Pick up the Datadog Agent issue about the Windows 7 startup crash and keep writing it from its last sentence.

### [Extract provided]
• • •

DataDog / datadog-agent

Main repository for Datadog Agent
https://docs.datadoghq.com/
Apache License 2.0
2.84k stars 1.2k forks source link

(Windows 7) dd-agent fails to start with panic: runtime error: index out of range #2176

Open nicbarker opened 6 years ago

nicbarker commented 6 years ago

Describe what happened: Attempting to start the agent on Windows 7 service pack 1 using the command: "C:\Program Files\Datadog\Datadog Agent\embedded\agent.exe" run The agent crashes almost immediately after starting.

Describe what you expected: The agent to start normally.

Steps to reproduce the issue: Looks to be something about this specific windows machine, I've got it running on another Windows 7 SP1 machine with similar hardware. I've tried purging everything and reinstalling, re-downloading the installer, with no luck.

• • •

### [Data listing]
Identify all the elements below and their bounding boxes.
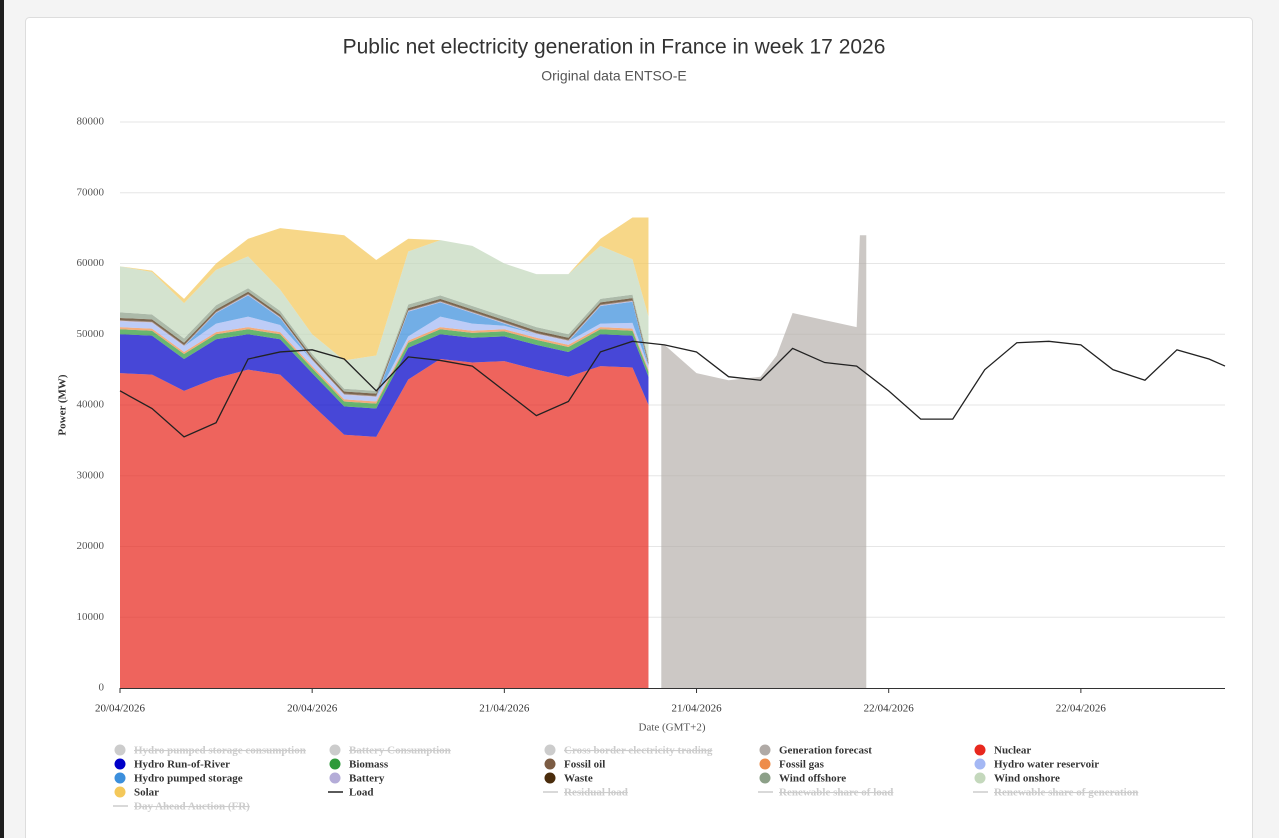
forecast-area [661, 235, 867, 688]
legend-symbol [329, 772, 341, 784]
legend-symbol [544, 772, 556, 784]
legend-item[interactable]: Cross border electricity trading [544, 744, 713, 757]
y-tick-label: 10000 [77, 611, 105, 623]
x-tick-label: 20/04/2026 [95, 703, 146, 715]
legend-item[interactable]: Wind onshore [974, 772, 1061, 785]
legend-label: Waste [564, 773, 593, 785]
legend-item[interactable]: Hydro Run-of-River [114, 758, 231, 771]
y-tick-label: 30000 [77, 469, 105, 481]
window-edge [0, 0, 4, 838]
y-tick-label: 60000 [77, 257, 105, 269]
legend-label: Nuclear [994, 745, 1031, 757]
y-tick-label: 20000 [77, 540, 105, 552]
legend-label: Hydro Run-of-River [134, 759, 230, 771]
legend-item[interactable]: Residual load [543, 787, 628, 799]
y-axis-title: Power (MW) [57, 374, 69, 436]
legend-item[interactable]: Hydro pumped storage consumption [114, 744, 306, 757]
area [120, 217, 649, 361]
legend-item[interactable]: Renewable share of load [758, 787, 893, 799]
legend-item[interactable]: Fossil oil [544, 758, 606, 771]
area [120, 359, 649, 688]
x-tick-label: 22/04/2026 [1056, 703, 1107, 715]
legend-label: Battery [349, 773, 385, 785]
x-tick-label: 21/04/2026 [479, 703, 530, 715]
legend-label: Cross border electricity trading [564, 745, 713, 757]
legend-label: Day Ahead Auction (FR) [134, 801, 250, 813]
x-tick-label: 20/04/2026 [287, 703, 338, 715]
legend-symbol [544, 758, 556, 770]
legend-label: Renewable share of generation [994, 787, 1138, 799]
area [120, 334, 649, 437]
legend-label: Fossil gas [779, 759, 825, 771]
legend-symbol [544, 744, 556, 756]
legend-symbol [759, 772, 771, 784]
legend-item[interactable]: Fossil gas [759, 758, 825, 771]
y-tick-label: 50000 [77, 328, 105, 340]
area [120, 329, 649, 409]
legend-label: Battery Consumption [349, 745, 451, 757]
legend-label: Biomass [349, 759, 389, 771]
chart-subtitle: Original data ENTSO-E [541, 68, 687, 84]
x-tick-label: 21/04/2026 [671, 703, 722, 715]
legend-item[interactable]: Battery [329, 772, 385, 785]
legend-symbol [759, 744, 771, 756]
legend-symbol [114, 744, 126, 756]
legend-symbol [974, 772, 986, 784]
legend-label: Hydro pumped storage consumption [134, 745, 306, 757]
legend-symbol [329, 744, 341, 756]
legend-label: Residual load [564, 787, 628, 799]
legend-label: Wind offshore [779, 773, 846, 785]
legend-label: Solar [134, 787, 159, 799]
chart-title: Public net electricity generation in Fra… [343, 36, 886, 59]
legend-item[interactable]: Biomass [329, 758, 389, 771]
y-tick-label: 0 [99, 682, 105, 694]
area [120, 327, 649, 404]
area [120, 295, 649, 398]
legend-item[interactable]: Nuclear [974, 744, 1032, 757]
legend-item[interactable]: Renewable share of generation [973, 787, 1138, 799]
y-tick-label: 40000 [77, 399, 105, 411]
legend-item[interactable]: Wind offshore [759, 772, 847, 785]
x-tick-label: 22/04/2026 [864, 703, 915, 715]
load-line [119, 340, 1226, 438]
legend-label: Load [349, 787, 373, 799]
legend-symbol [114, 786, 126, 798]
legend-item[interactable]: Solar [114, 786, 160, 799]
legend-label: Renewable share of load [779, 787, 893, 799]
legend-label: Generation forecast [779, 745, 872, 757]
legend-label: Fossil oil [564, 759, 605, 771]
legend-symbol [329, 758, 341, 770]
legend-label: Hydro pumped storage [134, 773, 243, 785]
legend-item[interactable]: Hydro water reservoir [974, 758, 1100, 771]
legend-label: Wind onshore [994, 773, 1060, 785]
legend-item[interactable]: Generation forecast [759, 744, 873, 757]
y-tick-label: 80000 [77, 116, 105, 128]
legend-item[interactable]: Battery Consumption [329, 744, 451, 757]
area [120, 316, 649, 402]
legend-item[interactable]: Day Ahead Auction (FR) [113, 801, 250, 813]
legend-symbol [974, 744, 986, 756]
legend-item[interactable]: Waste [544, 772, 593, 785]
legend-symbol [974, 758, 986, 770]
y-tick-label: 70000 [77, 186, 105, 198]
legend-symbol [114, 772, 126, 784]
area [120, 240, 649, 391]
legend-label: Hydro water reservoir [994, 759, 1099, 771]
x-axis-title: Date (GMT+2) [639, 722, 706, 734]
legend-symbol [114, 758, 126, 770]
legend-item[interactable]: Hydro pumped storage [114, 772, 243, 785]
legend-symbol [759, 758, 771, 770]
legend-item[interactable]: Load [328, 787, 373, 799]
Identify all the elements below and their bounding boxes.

• • •

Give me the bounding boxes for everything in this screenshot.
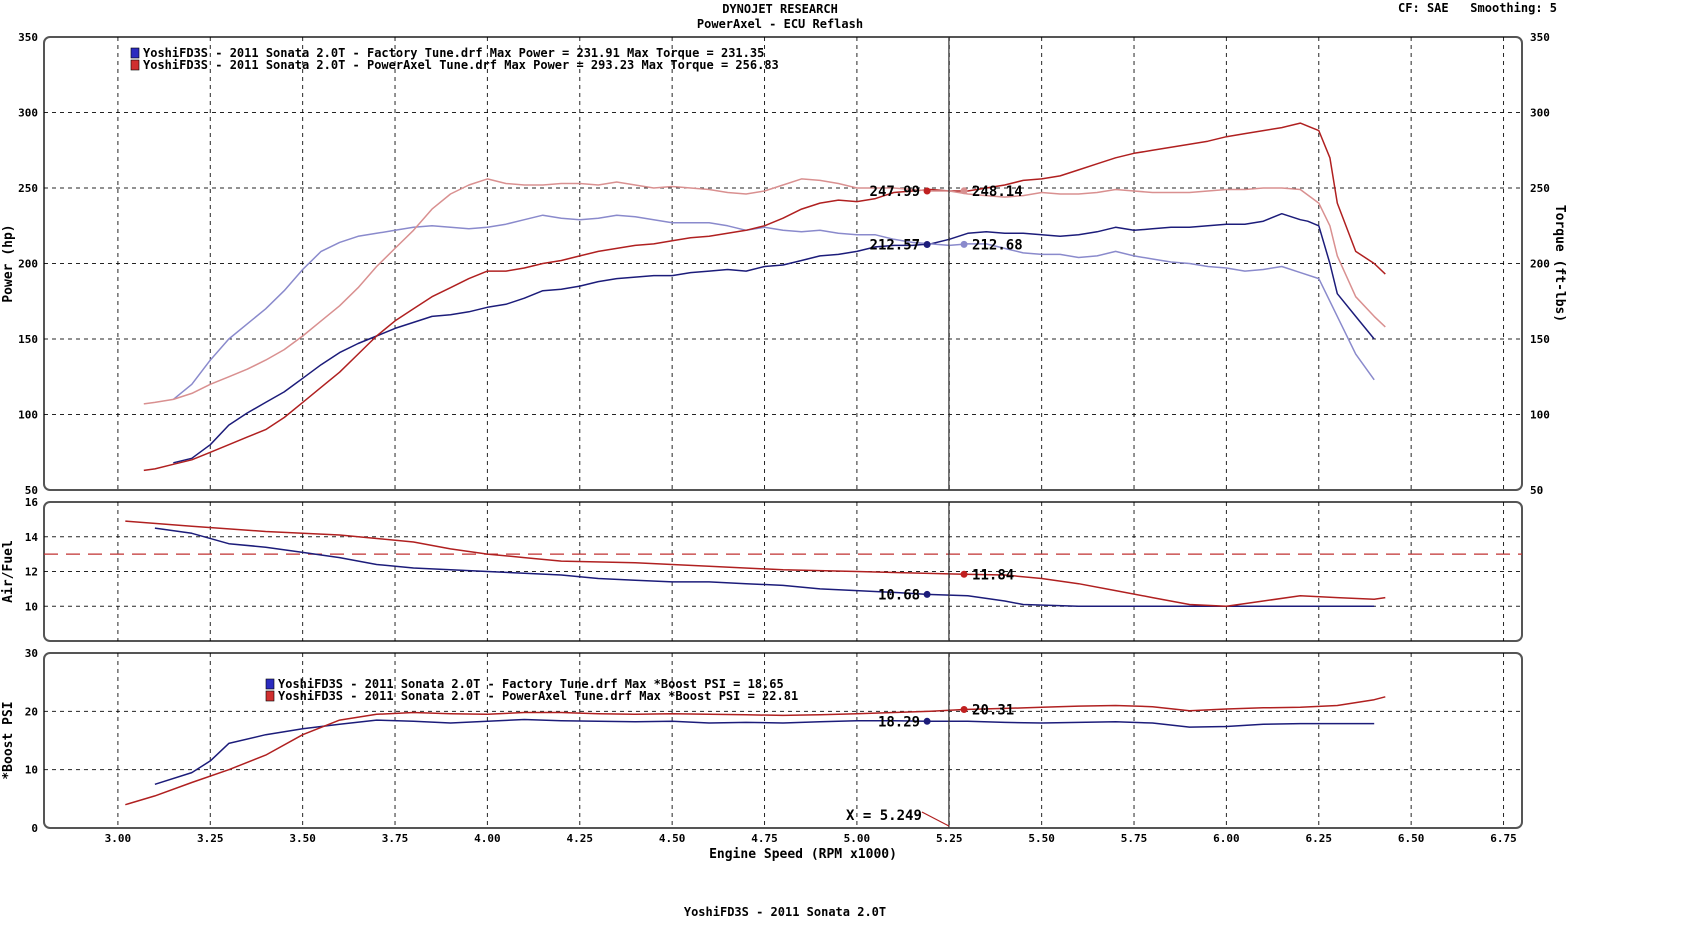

• • •

### [Task result]
Additional environment details (Operating System, Cloud provider, etc): Output from dd-agent on stdout:

2018-08-17 11:04:22 AEST | INFO | (start.go:116 in StartAgent) | Starting Datadog Agent v6.4.2
2018-08-17 11:04:22 AEST | DEBUG | (hostname.go:108 in GetHostname) | Unable to get the hostname from the config file: host name is empty
2018-08-17 11:04:22 AEST | DEBUG | (hostname.go:109 in GetHostname) | Trying to determine a reliable host name automatically...
2018-08-17 11:04:22 AEST | DEBUG | (hostname.go:118 in GetHostname) | GetHostname trying GCE metadata...
2018-08-17 11:04:23 AEST | DEBUG | (hostname.go:125 in GetHostname) | Unable to get hostname from GCE:  unable to retrieve hostname from GCE: Get http://169.254.169.254/computeMetadata/v1/instance/hostname: net/http: request canceled (Client.Timeout exceeded while awaiting headers)
2018-08-17 11:04:23 AEST | DEBUG | (hostname.go:129 in GetHostname) | GetHostname trying FQDN/`hostname -f`...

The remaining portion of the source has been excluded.